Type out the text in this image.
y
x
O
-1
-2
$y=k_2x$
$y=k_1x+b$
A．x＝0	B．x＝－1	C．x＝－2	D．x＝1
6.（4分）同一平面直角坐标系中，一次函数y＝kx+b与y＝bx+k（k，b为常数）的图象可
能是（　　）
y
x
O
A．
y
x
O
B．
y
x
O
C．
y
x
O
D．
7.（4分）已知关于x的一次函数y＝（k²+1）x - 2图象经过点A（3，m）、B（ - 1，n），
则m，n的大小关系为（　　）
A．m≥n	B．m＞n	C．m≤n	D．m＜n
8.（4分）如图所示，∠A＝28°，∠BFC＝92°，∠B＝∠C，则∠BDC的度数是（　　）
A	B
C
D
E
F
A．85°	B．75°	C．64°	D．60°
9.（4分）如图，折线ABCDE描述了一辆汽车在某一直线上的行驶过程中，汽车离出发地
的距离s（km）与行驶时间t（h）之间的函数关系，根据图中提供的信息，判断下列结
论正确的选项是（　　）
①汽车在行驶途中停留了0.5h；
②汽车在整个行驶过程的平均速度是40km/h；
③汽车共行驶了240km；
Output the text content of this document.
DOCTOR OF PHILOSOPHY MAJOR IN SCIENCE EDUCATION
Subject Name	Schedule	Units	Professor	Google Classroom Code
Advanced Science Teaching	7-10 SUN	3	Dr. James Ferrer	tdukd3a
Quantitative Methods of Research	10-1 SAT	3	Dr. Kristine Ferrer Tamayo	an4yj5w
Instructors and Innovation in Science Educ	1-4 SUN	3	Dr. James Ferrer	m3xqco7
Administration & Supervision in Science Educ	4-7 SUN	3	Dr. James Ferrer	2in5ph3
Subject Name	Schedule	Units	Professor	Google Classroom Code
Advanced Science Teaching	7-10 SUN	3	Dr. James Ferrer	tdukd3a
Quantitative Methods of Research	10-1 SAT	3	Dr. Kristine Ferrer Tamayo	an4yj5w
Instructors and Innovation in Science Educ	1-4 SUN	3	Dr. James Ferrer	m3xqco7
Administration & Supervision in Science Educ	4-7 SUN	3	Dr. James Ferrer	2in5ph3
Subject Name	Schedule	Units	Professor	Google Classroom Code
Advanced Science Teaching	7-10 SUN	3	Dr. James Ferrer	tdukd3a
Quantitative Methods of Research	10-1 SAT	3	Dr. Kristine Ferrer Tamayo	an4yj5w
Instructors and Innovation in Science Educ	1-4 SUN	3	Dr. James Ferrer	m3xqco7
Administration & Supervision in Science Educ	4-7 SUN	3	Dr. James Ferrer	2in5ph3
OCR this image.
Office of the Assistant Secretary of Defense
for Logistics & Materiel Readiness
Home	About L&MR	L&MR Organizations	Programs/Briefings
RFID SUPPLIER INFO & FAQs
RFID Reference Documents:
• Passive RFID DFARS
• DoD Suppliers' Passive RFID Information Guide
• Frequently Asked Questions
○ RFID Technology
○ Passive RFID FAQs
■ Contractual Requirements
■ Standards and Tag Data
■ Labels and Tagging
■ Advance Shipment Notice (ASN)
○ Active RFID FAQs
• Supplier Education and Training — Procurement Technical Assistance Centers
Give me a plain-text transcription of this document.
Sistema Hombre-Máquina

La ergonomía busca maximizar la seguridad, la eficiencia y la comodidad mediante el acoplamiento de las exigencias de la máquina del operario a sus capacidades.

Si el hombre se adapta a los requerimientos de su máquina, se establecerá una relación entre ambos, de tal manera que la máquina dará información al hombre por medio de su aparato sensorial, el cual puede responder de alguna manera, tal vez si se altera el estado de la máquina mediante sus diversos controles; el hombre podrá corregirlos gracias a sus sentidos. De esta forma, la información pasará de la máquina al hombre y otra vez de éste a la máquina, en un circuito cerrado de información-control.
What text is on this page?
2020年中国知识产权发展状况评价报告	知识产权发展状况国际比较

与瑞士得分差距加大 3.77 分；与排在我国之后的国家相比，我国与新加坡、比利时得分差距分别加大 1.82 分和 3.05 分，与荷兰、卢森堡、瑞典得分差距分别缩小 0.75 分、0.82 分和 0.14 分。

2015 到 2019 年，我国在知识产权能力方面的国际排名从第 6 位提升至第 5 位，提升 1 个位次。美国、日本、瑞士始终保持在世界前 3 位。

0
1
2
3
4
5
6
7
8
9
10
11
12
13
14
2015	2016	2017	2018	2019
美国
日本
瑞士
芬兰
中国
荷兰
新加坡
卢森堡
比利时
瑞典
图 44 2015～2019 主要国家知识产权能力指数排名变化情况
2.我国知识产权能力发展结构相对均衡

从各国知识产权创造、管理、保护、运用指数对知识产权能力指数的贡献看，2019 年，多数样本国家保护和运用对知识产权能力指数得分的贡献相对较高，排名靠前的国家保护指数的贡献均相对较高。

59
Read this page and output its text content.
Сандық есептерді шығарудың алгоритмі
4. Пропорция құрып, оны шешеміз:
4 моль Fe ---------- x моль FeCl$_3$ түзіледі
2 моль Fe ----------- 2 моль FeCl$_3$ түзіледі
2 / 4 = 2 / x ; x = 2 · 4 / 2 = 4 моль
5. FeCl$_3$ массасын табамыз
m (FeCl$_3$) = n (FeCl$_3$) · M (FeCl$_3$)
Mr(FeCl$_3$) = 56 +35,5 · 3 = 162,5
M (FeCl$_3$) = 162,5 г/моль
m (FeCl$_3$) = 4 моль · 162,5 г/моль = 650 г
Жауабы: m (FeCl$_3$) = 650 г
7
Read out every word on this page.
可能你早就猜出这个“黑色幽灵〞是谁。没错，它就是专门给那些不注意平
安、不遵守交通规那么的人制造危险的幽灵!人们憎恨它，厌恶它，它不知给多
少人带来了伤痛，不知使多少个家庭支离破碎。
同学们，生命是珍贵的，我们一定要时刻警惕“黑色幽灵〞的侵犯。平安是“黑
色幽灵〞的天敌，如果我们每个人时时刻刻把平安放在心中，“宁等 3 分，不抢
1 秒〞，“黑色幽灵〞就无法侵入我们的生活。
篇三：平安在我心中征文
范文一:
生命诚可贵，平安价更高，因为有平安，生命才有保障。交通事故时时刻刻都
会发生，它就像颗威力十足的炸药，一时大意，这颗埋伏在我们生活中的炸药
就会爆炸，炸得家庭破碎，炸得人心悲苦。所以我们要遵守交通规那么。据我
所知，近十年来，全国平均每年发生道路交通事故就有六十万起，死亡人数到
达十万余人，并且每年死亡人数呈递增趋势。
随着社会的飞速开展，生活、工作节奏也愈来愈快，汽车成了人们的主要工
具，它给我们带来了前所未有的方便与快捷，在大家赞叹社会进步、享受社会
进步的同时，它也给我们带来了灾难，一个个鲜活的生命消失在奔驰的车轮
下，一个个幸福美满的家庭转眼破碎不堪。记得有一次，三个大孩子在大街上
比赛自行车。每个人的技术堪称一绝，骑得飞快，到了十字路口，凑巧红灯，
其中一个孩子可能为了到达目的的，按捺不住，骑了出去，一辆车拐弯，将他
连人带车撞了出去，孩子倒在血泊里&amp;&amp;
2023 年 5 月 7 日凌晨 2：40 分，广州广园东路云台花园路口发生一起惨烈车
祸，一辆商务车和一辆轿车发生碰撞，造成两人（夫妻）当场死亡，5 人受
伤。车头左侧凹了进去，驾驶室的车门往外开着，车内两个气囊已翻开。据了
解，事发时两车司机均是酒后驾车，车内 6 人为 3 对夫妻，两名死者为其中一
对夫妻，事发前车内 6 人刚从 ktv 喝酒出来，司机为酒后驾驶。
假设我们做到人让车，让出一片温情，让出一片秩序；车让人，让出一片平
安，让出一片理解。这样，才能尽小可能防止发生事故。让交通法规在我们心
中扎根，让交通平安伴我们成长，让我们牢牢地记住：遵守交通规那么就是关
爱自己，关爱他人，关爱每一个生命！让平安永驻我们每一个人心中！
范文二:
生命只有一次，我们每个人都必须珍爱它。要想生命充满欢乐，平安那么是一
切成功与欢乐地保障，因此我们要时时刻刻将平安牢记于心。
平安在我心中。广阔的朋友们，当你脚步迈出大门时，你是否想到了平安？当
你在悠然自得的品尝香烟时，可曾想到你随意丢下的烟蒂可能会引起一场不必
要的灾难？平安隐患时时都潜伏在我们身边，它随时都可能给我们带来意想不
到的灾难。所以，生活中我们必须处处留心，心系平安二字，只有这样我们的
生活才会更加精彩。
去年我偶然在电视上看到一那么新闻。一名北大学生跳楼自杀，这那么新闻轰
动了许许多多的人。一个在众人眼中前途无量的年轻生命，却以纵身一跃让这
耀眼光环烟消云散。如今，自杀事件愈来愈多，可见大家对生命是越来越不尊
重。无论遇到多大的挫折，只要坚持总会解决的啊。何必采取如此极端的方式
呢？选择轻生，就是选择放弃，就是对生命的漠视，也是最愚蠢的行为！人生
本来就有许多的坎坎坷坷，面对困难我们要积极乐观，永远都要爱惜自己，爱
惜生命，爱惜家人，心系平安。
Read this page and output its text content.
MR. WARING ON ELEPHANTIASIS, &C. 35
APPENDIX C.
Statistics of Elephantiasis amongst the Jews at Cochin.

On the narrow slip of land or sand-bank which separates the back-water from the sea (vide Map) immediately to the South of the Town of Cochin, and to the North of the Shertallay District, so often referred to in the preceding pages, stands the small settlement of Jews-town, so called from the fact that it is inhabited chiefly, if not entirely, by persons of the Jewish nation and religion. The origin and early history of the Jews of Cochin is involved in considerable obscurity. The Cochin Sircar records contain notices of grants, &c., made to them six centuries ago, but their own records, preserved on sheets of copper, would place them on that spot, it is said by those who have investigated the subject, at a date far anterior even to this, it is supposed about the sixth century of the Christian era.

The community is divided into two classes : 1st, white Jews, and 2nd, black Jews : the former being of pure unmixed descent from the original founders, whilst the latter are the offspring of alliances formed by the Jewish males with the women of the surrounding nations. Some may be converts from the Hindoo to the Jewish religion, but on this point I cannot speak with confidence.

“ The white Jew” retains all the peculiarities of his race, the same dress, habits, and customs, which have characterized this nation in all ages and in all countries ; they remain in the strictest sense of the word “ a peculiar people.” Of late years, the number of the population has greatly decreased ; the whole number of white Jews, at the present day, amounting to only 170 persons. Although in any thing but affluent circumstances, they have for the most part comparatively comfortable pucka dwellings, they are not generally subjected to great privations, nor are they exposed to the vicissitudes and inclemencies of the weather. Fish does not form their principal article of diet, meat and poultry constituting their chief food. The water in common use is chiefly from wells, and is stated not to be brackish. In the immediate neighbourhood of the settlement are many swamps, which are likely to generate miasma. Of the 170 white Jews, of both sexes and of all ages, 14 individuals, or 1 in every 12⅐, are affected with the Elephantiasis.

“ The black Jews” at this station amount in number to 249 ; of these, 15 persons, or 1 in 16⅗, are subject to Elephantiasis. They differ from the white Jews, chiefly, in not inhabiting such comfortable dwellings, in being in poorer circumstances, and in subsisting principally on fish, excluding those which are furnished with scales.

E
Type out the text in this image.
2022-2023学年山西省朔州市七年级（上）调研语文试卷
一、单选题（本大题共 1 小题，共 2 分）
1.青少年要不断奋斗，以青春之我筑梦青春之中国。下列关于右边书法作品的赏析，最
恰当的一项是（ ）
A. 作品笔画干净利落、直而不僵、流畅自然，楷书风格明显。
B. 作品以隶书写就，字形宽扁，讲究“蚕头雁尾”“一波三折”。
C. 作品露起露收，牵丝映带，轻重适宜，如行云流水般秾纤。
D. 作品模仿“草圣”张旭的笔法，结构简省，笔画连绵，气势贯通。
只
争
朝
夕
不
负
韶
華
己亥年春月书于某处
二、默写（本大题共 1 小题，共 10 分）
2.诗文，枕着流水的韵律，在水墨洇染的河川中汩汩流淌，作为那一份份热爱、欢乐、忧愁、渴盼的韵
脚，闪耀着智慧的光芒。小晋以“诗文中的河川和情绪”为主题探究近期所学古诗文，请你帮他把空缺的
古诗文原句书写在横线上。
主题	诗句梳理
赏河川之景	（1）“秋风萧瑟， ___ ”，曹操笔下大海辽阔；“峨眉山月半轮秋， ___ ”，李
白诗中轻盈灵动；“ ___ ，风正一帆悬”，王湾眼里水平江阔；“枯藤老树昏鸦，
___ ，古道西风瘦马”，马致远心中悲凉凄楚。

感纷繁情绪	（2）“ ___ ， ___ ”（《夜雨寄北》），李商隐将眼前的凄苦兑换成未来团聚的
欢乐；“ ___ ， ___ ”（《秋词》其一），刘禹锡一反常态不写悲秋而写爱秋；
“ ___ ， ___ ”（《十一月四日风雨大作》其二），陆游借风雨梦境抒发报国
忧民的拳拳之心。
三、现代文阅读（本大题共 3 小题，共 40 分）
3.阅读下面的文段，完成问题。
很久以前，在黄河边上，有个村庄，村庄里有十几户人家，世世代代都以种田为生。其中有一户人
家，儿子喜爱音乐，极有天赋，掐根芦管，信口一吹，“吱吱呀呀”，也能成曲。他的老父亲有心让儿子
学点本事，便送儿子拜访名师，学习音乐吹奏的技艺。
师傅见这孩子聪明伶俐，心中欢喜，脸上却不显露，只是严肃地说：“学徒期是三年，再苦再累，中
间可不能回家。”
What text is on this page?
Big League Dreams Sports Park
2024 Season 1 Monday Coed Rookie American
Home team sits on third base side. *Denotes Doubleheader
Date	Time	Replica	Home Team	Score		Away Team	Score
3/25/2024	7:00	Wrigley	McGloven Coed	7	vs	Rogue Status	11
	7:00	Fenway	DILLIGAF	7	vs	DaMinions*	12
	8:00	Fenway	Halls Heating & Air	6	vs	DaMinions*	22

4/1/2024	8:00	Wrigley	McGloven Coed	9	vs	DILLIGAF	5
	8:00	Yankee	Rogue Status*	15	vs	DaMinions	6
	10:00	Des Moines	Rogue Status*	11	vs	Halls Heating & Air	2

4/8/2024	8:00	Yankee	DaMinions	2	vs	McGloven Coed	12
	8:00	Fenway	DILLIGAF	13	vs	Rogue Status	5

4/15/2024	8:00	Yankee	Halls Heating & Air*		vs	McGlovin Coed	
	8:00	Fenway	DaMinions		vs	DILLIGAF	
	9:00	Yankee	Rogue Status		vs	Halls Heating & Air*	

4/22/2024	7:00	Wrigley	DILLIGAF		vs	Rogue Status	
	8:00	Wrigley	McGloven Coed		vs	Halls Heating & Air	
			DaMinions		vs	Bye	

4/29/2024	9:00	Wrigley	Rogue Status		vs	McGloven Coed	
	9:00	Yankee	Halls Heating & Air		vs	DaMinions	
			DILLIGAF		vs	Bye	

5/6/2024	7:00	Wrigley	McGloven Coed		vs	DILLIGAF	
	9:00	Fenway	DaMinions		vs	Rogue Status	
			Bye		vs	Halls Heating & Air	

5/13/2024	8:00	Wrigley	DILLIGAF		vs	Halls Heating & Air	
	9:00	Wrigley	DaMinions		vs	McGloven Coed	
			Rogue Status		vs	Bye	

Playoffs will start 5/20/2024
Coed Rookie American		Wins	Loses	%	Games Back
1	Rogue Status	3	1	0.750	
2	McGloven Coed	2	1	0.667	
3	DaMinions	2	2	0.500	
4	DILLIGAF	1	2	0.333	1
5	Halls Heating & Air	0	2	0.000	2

+===+

▸ **DIRECTIONS FOR THIS TASK**
State how many lines of the listing hold the string "Status"; reply with the number and nothing else.

▸ **EXERCISE SOLUTION**
10